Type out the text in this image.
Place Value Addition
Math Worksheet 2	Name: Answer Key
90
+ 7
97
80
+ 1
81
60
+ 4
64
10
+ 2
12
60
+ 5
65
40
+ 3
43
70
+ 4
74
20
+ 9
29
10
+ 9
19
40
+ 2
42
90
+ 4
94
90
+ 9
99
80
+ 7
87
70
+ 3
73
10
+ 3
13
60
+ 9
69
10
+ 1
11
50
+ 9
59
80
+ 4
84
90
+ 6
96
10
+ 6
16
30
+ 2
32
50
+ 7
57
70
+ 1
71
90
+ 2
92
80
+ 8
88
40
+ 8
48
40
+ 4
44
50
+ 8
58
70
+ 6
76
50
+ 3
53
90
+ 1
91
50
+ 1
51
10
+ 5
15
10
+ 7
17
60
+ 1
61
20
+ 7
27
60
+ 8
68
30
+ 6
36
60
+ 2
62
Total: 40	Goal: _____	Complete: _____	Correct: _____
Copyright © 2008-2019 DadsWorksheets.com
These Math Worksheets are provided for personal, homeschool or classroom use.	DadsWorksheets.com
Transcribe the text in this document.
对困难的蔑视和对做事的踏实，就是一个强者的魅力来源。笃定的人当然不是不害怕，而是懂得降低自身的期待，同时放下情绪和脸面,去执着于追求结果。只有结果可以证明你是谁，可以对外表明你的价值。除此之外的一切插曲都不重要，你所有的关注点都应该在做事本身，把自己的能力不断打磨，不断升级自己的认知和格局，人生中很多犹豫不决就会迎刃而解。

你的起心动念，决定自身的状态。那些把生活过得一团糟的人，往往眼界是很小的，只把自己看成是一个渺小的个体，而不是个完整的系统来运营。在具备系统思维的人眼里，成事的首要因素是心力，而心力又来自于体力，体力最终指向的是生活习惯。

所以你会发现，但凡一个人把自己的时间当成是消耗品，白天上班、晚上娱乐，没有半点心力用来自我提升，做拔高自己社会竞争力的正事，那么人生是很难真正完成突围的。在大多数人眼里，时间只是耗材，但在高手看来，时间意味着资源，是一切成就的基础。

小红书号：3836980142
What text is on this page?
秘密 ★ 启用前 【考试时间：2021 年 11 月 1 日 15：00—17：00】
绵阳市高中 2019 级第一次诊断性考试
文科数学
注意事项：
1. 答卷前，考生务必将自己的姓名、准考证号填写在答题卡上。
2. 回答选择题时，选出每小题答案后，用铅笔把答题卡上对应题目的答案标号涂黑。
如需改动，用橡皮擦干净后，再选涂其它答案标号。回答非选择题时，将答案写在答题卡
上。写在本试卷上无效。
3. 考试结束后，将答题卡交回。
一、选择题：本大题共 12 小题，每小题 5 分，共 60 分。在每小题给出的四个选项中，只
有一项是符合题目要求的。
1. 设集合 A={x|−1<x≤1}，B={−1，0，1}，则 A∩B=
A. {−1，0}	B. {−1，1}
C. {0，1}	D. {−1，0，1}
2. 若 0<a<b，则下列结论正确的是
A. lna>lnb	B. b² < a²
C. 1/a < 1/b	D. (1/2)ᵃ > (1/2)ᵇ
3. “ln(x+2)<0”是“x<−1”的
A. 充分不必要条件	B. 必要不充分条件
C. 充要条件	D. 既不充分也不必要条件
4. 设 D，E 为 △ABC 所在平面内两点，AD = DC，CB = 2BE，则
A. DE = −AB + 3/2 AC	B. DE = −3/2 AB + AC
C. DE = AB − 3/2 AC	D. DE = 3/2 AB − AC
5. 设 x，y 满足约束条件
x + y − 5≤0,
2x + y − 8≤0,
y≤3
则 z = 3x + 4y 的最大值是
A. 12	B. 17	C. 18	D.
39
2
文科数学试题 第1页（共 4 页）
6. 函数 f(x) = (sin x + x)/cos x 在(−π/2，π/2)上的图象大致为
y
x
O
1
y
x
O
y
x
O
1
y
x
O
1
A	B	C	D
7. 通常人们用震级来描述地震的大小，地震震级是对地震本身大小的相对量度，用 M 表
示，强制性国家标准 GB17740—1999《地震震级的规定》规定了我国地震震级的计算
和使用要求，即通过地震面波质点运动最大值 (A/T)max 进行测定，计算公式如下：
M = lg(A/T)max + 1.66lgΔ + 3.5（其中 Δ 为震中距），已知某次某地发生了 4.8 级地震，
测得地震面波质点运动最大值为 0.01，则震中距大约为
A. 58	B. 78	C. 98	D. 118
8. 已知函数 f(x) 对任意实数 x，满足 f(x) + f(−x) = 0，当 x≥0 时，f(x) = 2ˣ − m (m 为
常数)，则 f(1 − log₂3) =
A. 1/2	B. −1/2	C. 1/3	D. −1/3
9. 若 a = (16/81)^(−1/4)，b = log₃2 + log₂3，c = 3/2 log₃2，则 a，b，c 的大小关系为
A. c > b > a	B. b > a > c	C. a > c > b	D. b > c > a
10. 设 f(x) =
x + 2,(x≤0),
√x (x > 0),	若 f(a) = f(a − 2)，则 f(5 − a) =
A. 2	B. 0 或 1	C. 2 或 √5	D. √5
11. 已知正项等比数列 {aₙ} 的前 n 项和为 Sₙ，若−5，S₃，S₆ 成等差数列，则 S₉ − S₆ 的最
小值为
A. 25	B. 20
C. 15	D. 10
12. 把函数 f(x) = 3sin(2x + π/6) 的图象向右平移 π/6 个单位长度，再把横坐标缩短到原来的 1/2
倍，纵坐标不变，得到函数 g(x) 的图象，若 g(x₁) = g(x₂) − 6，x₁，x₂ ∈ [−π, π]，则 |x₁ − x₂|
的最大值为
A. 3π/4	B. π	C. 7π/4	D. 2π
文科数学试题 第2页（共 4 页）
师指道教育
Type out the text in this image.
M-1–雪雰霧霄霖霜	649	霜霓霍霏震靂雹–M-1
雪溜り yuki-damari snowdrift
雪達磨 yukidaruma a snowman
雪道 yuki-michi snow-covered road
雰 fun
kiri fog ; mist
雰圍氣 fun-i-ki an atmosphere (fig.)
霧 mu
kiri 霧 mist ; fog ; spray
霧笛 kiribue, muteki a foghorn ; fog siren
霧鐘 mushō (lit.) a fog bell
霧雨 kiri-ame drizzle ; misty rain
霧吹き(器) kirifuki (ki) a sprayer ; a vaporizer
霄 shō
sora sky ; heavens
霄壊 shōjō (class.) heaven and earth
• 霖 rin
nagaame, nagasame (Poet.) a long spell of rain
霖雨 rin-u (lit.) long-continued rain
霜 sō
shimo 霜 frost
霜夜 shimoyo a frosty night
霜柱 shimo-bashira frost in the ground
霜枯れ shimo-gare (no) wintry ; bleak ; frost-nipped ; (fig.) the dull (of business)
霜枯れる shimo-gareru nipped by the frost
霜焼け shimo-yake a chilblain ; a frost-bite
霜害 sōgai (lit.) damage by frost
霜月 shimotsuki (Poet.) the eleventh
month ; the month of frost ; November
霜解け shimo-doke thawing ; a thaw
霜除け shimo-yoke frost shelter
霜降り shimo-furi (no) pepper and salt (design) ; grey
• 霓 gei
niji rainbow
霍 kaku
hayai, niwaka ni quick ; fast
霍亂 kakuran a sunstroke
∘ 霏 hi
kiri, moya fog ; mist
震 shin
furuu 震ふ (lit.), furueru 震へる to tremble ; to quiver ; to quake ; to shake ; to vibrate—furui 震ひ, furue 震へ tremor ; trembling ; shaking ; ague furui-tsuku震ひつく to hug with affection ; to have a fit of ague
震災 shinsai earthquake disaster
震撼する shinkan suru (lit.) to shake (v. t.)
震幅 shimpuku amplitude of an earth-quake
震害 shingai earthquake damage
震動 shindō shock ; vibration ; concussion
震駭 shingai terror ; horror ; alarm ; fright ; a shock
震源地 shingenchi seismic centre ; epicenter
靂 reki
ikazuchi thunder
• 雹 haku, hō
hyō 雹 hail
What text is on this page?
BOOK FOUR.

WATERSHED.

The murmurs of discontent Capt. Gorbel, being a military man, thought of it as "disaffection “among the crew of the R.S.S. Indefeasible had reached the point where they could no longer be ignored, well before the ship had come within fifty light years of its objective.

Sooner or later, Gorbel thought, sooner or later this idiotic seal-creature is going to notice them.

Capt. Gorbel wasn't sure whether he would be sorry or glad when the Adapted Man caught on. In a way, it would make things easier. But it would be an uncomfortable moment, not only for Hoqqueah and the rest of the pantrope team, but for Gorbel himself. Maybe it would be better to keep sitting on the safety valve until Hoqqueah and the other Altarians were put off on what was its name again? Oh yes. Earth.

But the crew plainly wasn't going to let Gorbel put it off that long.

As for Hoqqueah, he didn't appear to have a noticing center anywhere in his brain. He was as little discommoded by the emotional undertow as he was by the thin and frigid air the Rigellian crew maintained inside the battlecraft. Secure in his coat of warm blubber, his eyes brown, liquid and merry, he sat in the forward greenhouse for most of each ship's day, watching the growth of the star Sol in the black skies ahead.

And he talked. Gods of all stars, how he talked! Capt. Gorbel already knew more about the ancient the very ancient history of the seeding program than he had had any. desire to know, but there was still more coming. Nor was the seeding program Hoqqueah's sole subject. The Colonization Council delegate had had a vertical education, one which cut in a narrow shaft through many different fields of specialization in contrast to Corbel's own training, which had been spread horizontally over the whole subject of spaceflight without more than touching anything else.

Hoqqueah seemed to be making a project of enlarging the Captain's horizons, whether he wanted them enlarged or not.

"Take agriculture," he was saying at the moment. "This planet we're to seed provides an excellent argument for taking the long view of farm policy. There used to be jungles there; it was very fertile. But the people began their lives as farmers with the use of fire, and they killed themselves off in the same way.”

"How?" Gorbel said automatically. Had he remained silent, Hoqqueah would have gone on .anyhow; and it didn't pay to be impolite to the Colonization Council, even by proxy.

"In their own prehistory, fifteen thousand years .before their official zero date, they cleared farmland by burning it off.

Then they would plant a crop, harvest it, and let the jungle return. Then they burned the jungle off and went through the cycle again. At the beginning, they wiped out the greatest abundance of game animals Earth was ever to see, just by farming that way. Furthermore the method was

══════════════════════════════

TASK BRIEF -> Look through the data above. Find each line with the string "ship" and copy it.

THE RESULT ->
The murmurs of discontent Capt. Gorbel, being a military man, thought of it as "disaffection “among the crew of the R.S.S. Indefeasible had reached the point where they could no longer be ignored, well before the ship had come within fifty light years of its objective.
As for Hoqqueah, he didn't appear to have a noticing center anywhere in his brain. He was as little discommoded by the emotional undertow as he was by the thin and frigid air the Rigellian crew maintained inside the battlecraft. Secure in his coat of warm blubber, his eyes brown, liquid and merry, he sat in the forward greenhouse for most of each ship's day, watching the growth of the star Sol in the black skies ahead.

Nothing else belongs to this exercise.